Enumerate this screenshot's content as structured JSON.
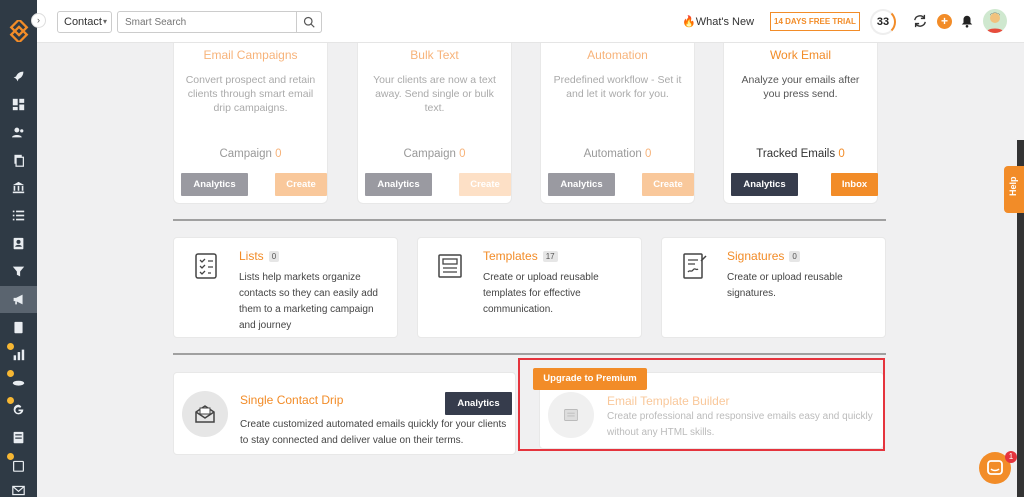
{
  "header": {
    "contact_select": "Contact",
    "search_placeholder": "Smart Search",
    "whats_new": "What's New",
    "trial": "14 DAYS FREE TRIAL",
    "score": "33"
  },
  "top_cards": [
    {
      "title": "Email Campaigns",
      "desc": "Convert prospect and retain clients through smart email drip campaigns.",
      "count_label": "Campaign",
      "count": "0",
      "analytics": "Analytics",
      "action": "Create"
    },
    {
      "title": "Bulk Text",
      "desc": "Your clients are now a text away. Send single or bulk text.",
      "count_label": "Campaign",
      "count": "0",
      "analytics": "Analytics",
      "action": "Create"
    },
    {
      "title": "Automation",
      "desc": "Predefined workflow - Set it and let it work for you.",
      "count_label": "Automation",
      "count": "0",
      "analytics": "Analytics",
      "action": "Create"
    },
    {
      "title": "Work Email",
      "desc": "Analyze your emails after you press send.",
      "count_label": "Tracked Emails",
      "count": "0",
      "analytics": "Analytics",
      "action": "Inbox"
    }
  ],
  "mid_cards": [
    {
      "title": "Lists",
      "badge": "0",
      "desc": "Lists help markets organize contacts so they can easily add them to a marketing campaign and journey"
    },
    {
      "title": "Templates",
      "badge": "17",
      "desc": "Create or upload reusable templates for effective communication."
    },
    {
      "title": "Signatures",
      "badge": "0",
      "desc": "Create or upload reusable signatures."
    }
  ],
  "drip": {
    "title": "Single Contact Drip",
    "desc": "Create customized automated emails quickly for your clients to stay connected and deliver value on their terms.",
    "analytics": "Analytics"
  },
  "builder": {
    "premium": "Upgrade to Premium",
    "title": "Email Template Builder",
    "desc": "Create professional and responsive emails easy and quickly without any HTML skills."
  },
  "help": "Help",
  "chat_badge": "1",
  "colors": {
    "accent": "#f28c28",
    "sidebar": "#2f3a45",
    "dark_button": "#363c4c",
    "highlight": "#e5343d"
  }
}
============================================================
Go back to the records above and write them out exactly, without the pictures.

_RESPONSE TO THIS TASK:_
Enumerate this screenshot's content as structured JSON.
{
  "header": {
    "contact_select": "Contact",
    "search_placeholder": "Smart Search",
    "whats_new": "What's New",
    "trial": "14 DAYS FREE TRIAL",
    "score": "33"
  },
  "top_cards": [
    {
      "title": "Email Campaigns",
      "desc": "Convert prospect and retain clients through smart email drip campaigns.",
      "count_label": "Campaign",
      "count": "0",
      "analytics": "Analytics",
      "action": "Create"
    },
    {
      "title": "Bulk Text",
      "desc": "Your clients are now a text away. Send single or bulk text.",
      "count_label": "Campaign",
      "count": "0",
      "analytics": "Analytics",
      "action": "Create"
    },
    {
      "title": "Automation",
      "desc": "Predefined workflow - Set it and let it work for you.",
      "count_label": "Automation",
      "count": "0",
      "analytics": "Analytics",
      "action": "Create"
    },
    {
      "title": "Work Email",
      "desc": "Analyze your emails after you press send.",
      "count_label": "Tracked Emails",
      "count": "0",
      "analytics": "Analytics",
      "action": "Inbox"
    }
  ],
  "mid_cards": [
    {
      "title": "Lists",
      "badge": "0",
      "desc": "Lists help markets organize contacts so they can easily add them to a marketing campaign and journey"
    },
    {
      "title": "Templates",
      "badge": "17",
      "desc": "Create or upload reusable templates for effective communication."
    },
    {
      "title": "Signatures",
      "badge": "0",
      "desc": "Create or upload reusable signatures."
    }
  ],
  "drip": {
    "title": "Single Contact Drip",
    "desc": "Create customized automated emails quickly for your clients to stay connected and deliver value on their terms.",
    "analytics": "Analytics"
  },
  "builder": {
    "premium": "Upgrade to Premium",
    "title": "Email Template Builder",
    "desc": "Create professional and responsive emails easy and quickly without any HTML skills."
  },
  "help": "Help",
  "chat_badge": "1",
  "colors": {
    "accent": "#f28c28",
    "sidebar": "#2f3a45",
    "dark_button": "#363c4c",
    "highlight": "#e5343d"
  }
}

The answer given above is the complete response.